**Written task:**
Search the listing for the string "link" and copy every line that contains it.

**Data for the task:**
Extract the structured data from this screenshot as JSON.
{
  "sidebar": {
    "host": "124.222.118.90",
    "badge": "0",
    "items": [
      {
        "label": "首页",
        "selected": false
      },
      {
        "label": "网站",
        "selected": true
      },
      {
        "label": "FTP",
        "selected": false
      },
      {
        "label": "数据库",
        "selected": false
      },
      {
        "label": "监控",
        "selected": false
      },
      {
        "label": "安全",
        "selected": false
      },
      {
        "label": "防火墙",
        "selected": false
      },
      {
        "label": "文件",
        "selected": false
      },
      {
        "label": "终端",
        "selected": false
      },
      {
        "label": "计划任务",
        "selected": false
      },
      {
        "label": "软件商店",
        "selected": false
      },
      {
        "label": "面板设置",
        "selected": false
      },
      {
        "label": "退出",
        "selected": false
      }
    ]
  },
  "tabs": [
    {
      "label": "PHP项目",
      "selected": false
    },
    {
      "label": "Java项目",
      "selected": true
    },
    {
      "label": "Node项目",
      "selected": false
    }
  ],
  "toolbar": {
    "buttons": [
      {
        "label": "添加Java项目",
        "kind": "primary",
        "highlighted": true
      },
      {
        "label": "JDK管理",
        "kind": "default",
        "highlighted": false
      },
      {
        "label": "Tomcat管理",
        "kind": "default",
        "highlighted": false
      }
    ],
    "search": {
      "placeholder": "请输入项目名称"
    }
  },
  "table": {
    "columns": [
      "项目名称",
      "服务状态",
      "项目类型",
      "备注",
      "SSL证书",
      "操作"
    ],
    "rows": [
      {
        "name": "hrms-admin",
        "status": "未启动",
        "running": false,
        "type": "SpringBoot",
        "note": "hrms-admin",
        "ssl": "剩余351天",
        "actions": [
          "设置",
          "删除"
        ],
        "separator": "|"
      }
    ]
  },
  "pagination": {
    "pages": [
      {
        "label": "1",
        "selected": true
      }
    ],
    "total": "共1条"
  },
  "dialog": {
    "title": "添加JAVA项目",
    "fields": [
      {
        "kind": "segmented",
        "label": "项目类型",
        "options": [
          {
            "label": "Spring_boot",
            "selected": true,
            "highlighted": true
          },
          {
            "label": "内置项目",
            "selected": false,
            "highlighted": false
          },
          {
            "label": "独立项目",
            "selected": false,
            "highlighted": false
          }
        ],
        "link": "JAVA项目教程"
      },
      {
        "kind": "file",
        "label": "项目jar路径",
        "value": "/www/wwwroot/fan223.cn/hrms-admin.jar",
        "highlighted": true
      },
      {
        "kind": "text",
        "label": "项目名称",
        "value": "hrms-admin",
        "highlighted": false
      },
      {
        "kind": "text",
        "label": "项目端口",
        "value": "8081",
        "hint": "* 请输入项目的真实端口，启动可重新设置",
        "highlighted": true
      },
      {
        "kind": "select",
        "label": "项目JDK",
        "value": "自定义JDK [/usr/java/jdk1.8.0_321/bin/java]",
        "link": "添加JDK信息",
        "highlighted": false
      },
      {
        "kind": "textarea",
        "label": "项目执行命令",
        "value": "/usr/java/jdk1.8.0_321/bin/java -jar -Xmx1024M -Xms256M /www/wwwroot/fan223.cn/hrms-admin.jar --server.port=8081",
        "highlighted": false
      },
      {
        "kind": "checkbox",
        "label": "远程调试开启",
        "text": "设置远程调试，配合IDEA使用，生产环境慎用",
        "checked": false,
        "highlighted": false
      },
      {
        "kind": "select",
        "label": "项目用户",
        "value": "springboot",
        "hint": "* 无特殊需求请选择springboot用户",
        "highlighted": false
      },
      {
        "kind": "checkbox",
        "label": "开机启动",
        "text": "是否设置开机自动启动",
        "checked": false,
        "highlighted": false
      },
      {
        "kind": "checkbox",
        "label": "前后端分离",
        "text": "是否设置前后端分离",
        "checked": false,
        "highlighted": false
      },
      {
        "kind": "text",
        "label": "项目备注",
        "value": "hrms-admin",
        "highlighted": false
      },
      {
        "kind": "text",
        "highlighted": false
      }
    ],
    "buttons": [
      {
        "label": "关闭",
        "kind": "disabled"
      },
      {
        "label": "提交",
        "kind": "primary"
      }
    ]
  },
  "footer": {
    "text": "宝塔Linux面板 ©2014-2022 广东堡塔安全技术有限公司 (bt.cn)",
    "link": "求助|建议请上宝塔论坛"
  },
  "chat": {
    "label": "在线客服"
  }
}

**Exercise solution:**
        "link": "JAVA项目教程"
        "link": "添加JDK信息",
    "link": "求助|建议请上宝塔论坛"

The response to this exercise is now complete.